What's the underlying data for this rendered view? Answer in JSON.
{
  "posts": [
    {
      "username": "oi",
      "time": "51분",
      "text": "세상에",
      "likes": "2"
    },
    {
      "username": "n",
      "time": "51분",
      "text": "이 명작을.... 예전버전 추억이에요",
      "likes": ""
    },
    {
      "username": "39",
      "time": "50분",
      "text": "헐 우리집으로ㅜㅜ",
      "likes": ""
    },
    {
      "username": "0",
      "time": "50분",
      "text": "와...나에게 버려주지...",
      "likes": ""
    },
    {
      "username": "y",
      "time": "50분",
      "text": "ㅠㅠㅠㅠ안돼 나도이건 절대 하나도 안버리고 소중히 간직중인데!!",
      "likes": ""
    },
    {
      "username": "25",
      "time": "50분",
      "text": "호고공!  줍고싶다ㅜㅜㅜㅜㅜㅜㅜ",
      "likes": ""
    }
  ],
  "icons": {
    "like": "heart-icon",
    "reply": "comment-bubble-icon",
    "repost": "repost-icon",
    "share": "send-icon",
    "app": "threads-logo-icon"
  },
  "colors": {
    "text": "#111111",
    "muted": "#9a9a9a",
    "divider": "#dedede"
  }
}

---

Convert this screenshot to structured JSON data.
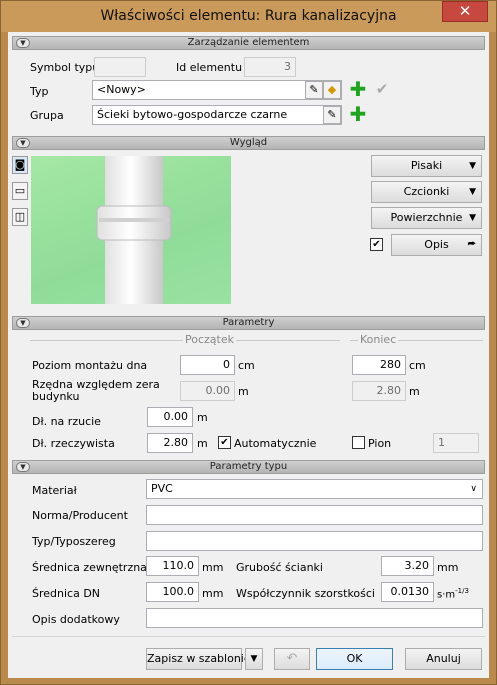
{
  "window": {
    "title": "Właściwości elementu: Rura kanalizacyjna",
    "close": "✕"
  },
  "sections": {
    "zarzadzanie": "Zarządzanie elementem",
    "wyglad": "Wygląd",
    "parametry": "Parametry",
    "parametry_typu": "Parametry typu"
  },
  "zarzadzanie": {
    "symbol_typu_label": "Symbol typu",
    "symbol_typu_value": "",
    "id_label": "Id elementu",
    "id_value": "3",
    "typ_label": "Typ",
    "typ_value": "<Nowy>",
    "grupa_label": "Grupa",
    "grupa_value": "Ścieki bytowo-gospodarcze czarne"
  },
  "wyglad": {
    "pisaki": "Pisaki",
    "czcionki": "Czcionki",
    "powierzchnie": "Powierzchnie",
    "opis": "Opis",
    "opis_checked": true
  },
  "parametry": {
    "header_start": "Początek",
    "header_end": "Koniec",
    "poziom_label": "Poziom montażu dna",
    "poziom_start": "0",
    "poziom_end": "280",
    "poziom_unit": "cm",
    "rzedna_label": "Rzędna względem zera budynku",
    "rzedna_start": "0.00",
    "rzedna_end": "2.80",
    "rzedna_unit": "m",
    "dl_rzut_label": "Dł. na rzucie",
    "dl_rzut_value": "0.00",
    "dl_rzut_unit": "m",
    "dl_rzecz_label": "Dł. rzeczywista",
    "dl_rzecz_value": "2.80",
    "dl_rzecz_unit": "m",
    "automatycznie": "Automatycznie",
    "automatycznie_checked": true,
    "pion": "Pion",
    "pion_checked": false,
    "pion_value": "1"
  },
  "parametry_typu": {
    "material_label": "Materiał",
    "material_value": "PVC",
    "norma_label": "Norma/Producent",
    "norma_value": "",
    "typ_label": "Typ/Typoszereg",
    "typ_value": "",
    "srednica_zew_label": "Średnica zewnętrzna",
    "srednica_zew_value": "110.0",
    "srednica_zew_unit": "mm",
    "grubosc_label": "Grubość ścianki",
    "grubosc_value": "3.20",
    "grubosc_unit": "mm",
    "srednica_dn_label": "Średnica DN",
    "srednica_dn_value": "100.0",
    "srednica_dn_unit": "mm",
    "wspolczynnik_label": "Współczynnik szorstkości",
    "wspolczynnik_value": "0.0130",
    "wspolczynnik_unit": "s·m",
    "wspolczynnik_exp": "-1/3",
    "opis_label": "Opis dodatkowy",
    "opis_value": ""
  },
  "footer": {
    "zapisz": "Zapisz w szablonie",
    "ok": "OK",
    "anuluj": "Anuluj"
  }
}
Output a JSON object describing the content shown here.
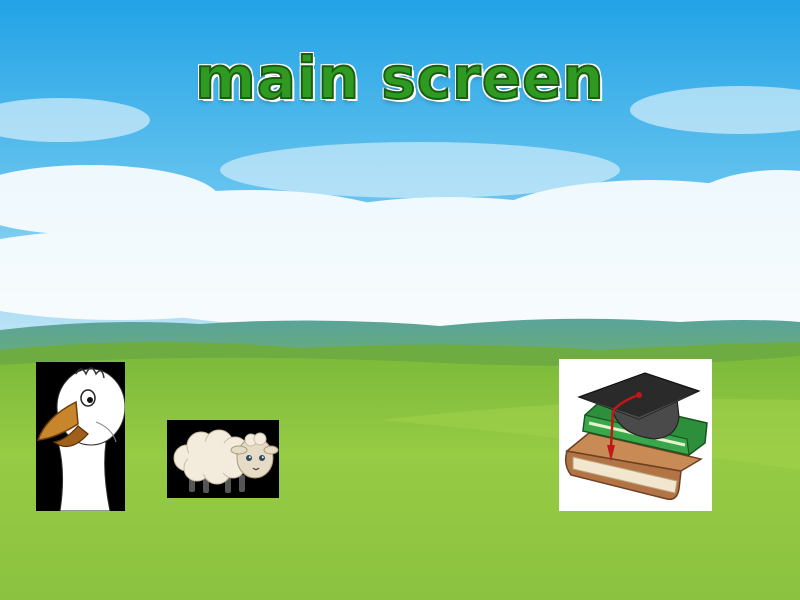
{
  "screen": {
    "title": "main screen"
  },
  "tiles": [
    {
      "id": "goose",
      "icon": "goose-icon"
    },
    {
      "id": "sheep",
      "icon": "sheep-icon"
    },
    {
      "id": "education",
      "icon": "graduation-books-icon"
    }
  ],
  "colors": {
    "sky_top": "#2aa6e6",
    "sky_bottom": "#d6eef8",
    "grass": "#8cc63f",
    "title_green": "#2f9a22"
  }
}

...

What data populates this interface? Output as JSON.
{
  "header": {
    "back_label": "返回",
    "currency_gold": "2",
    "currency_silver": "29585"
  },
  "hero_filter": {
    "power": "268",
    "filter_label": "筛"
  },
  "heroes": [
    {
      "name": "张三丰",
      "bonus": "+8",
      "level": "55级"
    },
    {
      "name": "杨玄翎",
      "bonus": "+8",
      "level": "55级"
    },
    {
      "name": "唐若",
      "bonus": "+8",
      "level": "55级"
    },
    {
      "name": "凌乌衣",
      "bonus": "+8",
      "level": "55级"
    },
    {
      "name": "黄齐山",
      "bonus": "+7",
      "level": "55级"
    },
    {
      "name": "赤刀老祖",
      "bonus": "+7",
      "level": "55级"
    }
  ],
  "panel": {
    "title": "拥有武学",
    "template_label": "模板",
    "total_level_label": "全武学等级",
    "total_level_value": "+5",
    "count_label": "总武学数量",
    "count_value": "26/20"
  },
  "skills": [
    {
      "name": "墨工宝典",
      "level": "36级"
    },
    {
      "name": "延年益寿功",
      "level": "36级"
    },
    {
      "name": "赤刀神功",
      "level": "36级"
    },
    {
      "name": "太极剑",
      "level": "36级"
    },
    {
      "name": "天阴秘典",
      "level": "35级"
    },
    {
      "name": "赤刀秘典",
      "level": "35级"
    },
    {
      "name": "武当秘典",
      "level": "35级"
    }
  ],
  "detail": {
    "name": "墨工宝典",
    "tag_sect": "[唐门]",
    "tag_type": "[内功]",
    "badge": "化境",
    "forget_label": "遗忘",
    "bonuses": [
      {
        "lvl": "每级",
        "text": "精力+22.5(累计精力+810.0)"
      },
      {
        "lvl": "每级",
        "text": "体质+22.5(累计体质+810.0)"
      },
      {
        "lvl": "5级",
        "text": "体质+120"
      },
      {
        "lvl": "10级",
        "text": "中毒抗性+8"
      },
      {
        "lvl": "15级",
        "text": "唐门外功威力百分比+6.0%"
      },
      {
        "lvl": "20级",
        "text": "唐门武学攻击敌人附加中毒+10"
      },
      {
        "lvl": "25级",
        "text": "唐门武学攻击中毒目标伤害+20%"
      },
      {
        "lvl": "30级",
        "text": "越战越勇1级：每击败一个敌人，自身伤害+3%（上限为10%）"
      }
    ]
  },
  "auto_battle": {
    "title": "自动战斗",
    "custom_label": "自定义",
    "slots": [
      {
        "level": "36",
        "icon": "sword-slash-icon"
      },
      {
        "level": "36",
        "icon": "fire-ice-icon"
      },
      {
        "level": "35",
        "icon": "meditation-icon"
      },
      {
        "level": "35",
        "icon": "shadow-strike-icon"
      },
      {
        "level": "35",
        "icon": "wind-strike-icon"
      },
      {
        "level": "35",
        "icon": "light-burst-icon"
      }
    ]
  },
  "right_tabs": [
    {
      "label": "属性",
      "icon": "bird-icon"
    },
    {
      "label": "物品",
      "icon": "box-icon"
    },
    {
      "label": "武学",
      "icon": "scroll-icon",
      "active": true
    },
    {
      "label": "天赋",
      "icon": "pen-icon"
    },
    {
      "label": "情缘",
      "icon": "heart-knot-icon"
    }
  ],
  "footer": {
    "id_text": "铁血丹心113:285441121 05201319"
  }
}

■ Stated exercise: Find the word "heart" in the entries, and copy every line it shows up in.

■ Solution to this problem:
    "like": "heart-icon",
      "icon": "heart-knot-icon"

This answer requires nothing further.